**Task details**
What follows is a set of records, each of which is to be written out exactly.

>> START Working data

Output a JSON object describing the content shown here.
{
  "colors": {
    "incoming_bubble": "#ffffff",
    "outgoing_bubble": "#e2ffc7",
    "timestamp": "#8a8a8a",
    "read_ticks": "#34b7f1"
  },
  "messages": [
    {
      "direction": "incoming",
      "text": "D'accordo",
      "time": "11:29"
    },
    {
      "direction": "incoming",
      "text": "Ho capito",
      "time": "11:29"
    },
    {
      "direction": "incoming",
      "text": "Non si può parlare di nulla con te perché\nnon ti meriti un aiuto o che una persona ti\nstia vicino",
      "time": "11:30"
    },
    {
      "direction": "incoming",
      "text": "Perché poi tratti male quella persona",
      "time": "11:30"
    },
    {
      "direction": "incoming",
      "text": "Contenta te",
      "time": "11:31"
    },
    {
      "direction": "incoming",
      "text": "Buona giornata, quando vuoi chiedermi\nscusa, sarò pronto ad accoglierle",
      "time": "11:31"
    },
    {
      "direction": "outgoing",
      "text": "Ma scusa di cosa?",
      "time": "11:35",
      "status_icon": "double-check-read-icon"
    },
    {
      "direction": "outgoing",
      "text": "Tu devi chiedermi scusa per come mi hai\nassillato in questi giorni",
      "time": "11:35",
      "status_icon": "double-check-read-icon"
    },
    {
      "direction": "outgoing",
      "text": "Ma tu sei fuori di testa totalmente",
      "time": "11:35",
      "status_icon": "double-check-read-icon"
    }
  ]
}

>> END Working data

**Complete output**
Output a JSON object describing the content shown here.
{
  "colors": {
    "incoming_bubble": "#ffffff",
    "outgoing_bubble": "#e2ffc7",
    "timestamp": "#8a8a8a",
    "read_ticks": "#34b7f1"
  },
  "messages": [
    {
      "direction": "incoming",
      "text": "D'accordo",
      "time": "11:29"
    },
    {
      "direction": "incoming",
      "text": "Ho capito",
      "time": "11:29"
    },
    {
      "direction": "incoming",
      "text": "Non si può parlare di nulla con te perché\nnon ti meriti un aiuto o che una persona ti\nstia vicino",
      "time": "11:30"
    },
    {
      "direction": "incoming",
      "text": "Perché poi tratti male quella persona",
      "time": "11:30"
    },
    {
      "direction": "incoming",
      "text": "Contenta te",
      "time": "11:31"
    },
    {
      "direction": "incoming",
      "text": "Buona giornata, quando vuoi chiedermi\nscusa, sarò pronto ad accoglierle",
      "time": "11:31"
    },
    {
      "direction": "outgoing",
      "text": "Ma scusa di cosa?",
      "time": "11:35",
      "status_icon": "double-check-read-icon"
    },
    {
      "direction": "outgoing",
      "text": "Tu devi chiedermi scusa per come mi hai\nassillato in questi giorni",
      "time": "11:35",
      "status_icon": "double-check-read-icon"
    },
    {
      "direction": "outgoing",
      "text": "Ma tu sei fuori di testa totalmente",
      "time": "11:35",
      "status_icon": "double-check-read-icon"
    }
  ]
}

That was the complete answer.